# start of RECORDS SHOWN

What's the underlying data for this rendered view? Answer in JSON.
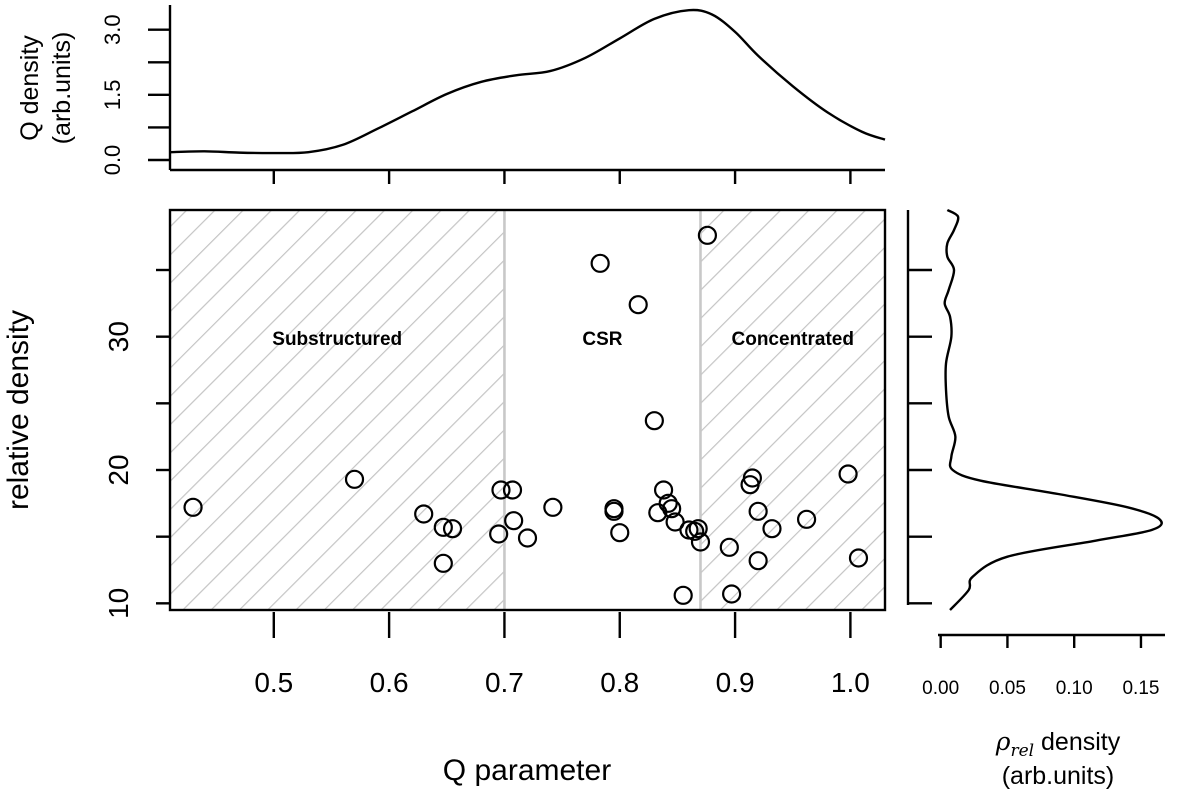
{
  "chart_data": [
    {
      "type": "scatter",
      "name": "main",
      "xlabel": "Q parameter",
      "ylabel": "relative density",
      "xlim": [
        0.41,
        1.03
      ],
      "ylim": [
        9.5,
        39.5
      ],
      "xticks": [
        0.5,
        0.6,
        0.7,
        0.8,
        0.9,
        1.0
      ],
      "xtick_labels": [
        "0.5",
        "0.6",
        "0.7",
        "0.8",
        "0.9",
        "1.0"
      ],
      "yticks": [
        10,
        20,
        30
      ],
      "ytick_labels": [
        "10",
        "20",
        "30"
      ],
      "regions": [
        {
          "label": "Substructured",
          "x_from": 0.41,
          "x_to": 0.7,
          "hatched": true
        },
        {
          "label": "CSR",
          "x_from": 0.7,
          "x_to": 0.87,
          "hatched": false
        },
        {
          "label": "Concentrated",
          "x_from": 0.87,
          "x_to": 1.03,
          "hatched": true
        }
      ],
      "points": [
        [
          0.43,
          17.2
        ],
        [
          0.57,
          19.3
        ],
        [
          0.63,
          16.7
        ],
        [
          0.647,
          15.7
        ],
        [
          0.655,
          15.6
        ],
        [
          0.647,
          13.0
        ],
        [
          0.697,
          18.5
        ],
        [
          0.695,
          15.2
        ],
        [
          0.707,
          18.5
        ],
        [
          0.708,
          16.2
        ],
        [
          0.72,
          14.9
        ],
        [
          0.742,
          17.2
        ],
        [
          0.783,
          35.5
        ],
        [
          0.795,
          17.1
        ],
        [
          0.795,
          16.9
        ],
        [
          0.8,
          15.3
        ],
        [
          0.816,
          32.4
        ],
        [
          0.83,
          23.7
        ],
        [
          0.833,
          16.8
        ],
        [
          0.838,
          18.5
        ],
        [
          0.842,
          17.5
        ],
        [
          0.845,
          17.1
        ],
        [
          0.848,
          16.1
        ],
        [
          0.855,
          10.6
        ],
        [
          0.86,
          15.5
        ],
        [
          0.865,
          15.4
        ],
        [
          0.868,
          15.6
        ],
        [
          0.87,
          14.6
        ],
        [
          0.876,
          37.6
        ],
        [
          0.895,
          14.2
        ],
        [
          0.897,
          10.7
        ],
        [
          0.913,
          18.9
        ],
        [
          0.915,
          19.4
        ],
        [
          0.92,
          16.9
        ],
        [
          0.92,
          13.2
        ],
        [
          0.932,
          15.6
        ],
        [
          0.962,
          16.3
        ],
        [
          0.998,
          19.7
        ],
        [
          1.007,
          13.4
        ]
      ]
    },
    {
      "type": "line",
      "name": "top-density",
      "ylabel_line1": "Q density",
      "ylabel_line2": "(arb.units)",
      "ylim": [
        0,
        3.5
      ],
      "yticks": [
        0.0,
        1.5,
        3.0
      ],
      "ytick_labels": [
        "0.0",
        "1.5",
        "3.0"
      ],
      "x": [
        0.41,
        0.44,
        0.47,
        0.5,
        0.53,
        0.56,
        0.59,
        0.62,
        0.65,
        0.68,
        0.71,
        0.74,
        0.77,
        0.8,
        0.83,
        0.86,
        0.88,
        0.9,
        0.92,
        0.95,
        0.98,
        1.01,
        1.03
      ],
      "y": [
        0.18,
        0.2,
        0.17,
        0.16,
        0.18,
        0.35,
        0.72,
        1.12,
        1.52,
        1.8,
        1.95,
        2.05,
        2.35,
        2.8,
        3.25,
        3.45,
        3.35,
        2.95,
        2.4,
        1.7,
        1.1,
        0.65,
        0.47
      ]
    },
    {
      "type": "line",
      "name": "side-density",
      "xlabel_line1": "ρ",
      "xlabel_sub": "rel",
      "xlabel_rest": " density",
      "xlabel_line2": "(arb.units)",
      "xlim": [
        -0.002,
        0.168
      ],
      "xticks": [
        0.0,
        0.05,
        0.1,
        0.15
      ],
      "xtick_labels": [
        "0.00",
        "0.05",
        "0.10",
        "0.15"
      ],
      "density": [
        0.007,
        0.021,
        0.024,
        0.05,
        0.116,
        0.158,
        0.164,
        0.14,
        0.088,
        0.03,
        0.009,
        0.008,
        0.011,
        0.006,
        0.004,
        0.004,
        0.008,
        0.007,
        0.003,
        0.006,
        0.01,
        0.005,
        0.005,
        0.01,
        0.013,
        0.005
      ],
      "rel_density": [
        9.5,
        11.0,
        12.0,
        13.5,
        14.7,
        15.5,
        16.3,
        17.2,
        18.2,
        19.2,
        20.0,
        21.0,
        22.5,
        24.0,
        26.0,
        28.0,
        30.0,
        31.5,
        32.5,
        33.5,
        35.0,
        36.0,
        37.0,
        38.0,
        39.0,
        39.5
      ]
    }
  ]
}
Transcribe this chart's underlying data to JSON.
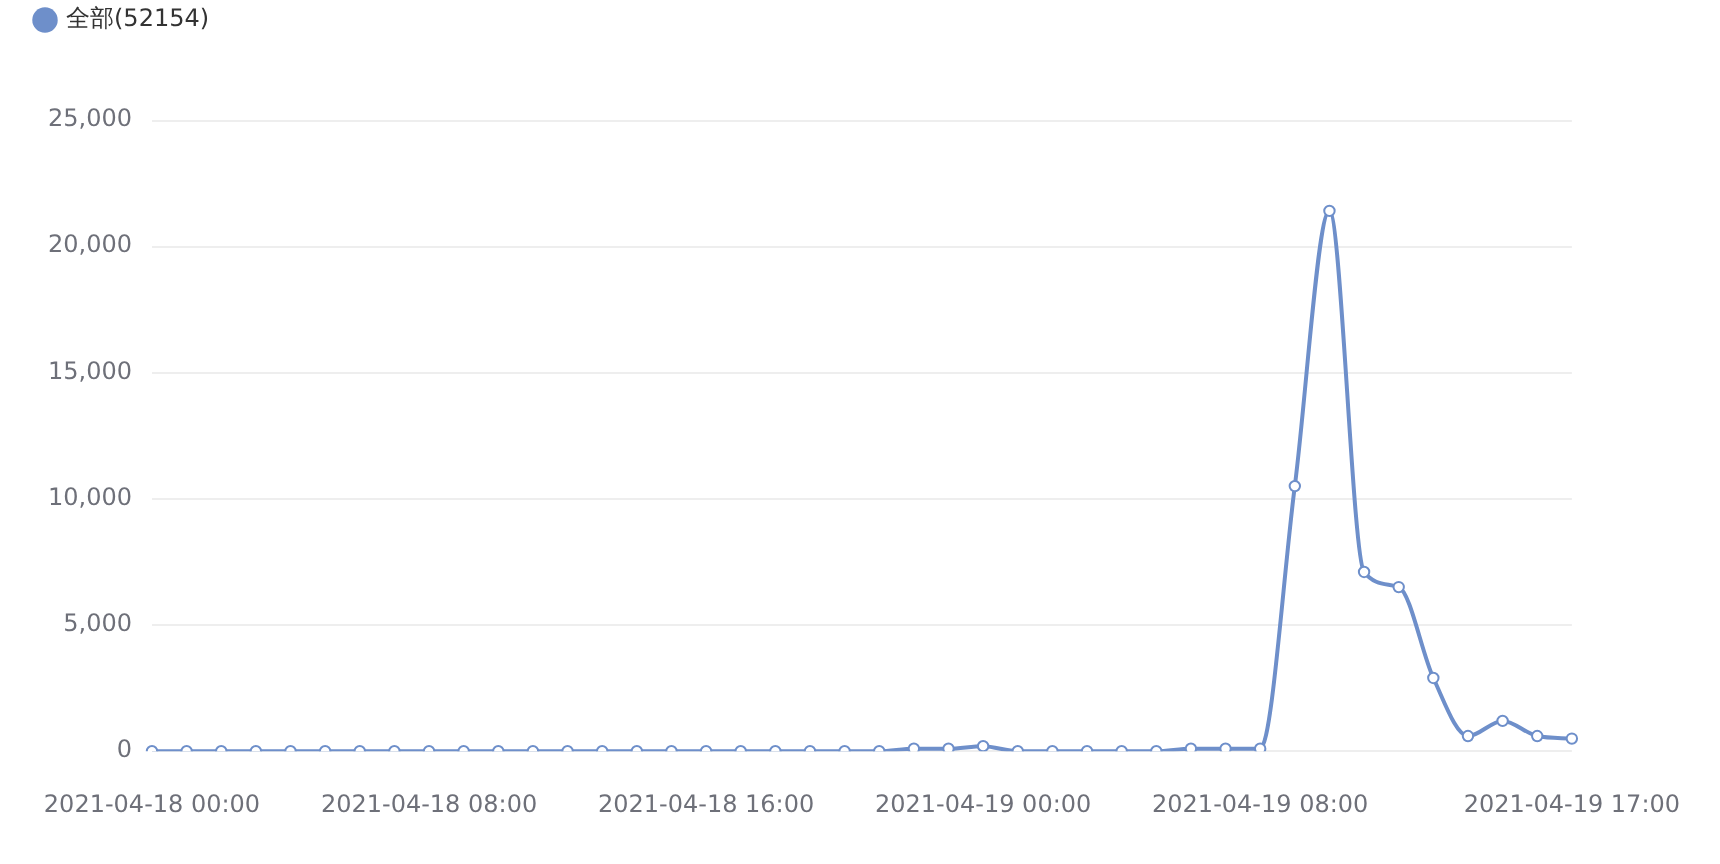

# end of RECORDS SHOWN

■ **SHORT TASK**
Make an exact reproduction of the listing above, without any pictures.

■ **TASK OUTPUT**
What's the underlying data for this rendered view? Answer in JSON.
{
  "chart_data": [
    {
      "type": "scatter",
      "name": "main",
      "xlabel": "Q parameter",
      "ylabel": "relative density",
      "xlim": [
        0.41,
        1.03
      ],
      "ylim": [
        9.5,
        39.5
      ],
      "xticks": [
        0.5,
        0.6,
        0.7,
        0.8,
        0.9,
        1.0
      ],
      "xtick_labels": [
        "0.5",
        "0.6",
        "0.7",
        "0.8",
        "0.9",
        "1.0"
      ],
      "yticks": [
        10,
        20,
        30
      ],
      "ytick_labels": [
        "10",
        "20",
        "30"
      ],
      "regions": [
        {
          "label": "Substructured",
          "x_from": 0.41,
          "x_to": 0.7,
          "hatched": true
        },
        {
          "label": "CSR",
          "x_from": 0.7,
          "x_to": 0.87,
          "hatched": false
        },
        {
          "label": "Concentrated",
          "x_from": 0.87,
          "x_to": 1.03,
          "hatched": true
        }
      ],
      "points": [
        [
          0.43,
          17.2
        ],
        [
          0.57,
          19.3
        ],
        [
          0.63,
          16.7
        ],
        [
          0.647,
          15.7
        ],
        [
          0.655,
          15.6
        ],
        [
          0.647,
          13.0
        ],
        [
          0.697,
          18.5
        ],
        [
          0.695,
          15.2
        ],
        [
          0.707,
          18.5
        ],
        [
          0.708,
          16.2
        ],
        [
          0.72,
          14.9
        ],
        [
          0.742,
          17.2
        ],
        [
          0.783,
          35.5
        ],
        [
          0.795,
          17.1
        ],
        [
          0.795,
          16.9
        ],
        [
          0.8,
          15.3
        ],
        [
          0.816,
          32.4
        ],
        [
          0.83,
          23.7
        ],
        [
          0.833,
          16.8
        ],
        [
          0.838,
          18.5
        ],
        [
          0.842,
          17.5
        ],
        [
          0.845,
          17.1
        ],
        [
          0.848,
          16.1
        ],
        [
          0.855,
          10.6
        ],
        [
          0.86,
          15.5
        ],
        [
          0.865,
          15.4
        ],
        [
          0.868,
          15.6
        ],
        [
          0.87,
          14.6
        ],
        [
          0.876,
          37.6
        ],
        [
          0.895,
          14.2
        ],
        [
          0.897,
          10.7
        ],
        [
          0.913,
          18.9
        ],
        [
          0.915,
          19.4
        ],
        [
          0.92,
          16.9
        ],
        [
          0.92,
          13.2
        ],
        [
          0.932,
          15.6
        ],
        [
          0.962,
          16.3
        ],
        [
          0.998,
          19.7
        ],
        [
          1.007,
          13.4
        ]
      ]
    },
    {
      "type": "line",
      "name": "top-density",
      "ylabel_line1": "Q density",
      "ylabel_line2": "(arb.units)",
      "ylim": [
        0,
        3.5
      ],
      "yticks": [
        0.0,
        1.5,
        3.0
      ],
      "ytick_labels": [
        "0.0",
        "1.5",
        "3.0"
      ],
      "x": [
        0.41,
        0.44,
        0.47,
        0.5,
        0.53,
        0.56,
        0.59,
        0.62,
        0.65,
        0.68,
        0.71,
        0.74,
        0.77,
        0.8,
        0.83,
        0.86,
        0.88,
        0.9,
        0.92,
        0.95,
        0.98,
        1.01,
        1.03
      ],
      "y": [
        0.18,
        0.2,
        0.17,
        0.16,
        0.18,
        0.35,
        0.72,
        1.12,
        1.52,
        1.8,
        1.95,
        2.05,
        2.35,
        2.8,
        3.25,
        3.45,
        3.35,
        2.95,
        2.4,
        1.7,
        1.1,
        0.65,
        0.47
      ]
    },
    {
      "type": "line",
      "name": "side-density",
      "xlabel_line1": "ρ",
      "xlabel_sub": "rel",
      "xlabel_rest": " density",
      "xlabel_line2": "(arb.units)",
      "xlim": [
        -0.002,
        0.168
      ],
      "xticks": [
        0.0,
        0.05,
        0.1,
        0.15
      ],
      "xtick_labels": [
        "0.00",
        "0.05",
        "0.10",
        "0.15"
      ],
      "density": [
        0.007,
        0.021,
        0.024,
        0.05,
        0.116,
        0.158,
        0.164,
        0.14,
        0.088,
        0.03,
        0.009,
        0.008,
        0.011,
        0.006,
        0.004,
        0.004,
        0.008,
        0.007,
        0.003,
        0.006,
        0.01,
        0.005,
        0.005,
        0.01,
        0.013,
        0.005
      ],
      "rel_density": [
        9.5,
        11.0,
        12.0,
        13.5,
        14.7,
        15.5,
        16.3,
        17.2,
        18.2,
        19.2,
        20.0,
        21.0,
        22.5,
        24.0,
        26.0,
        28.0,
        30.0,
        31.5,
        32.5,
        33.5,
        35.0,
        36.0,
        37.0,
        38.0,
        39.0,
        39.5
      ]
    }
  ]
}
Transcribe this chart's underlying data to JSON.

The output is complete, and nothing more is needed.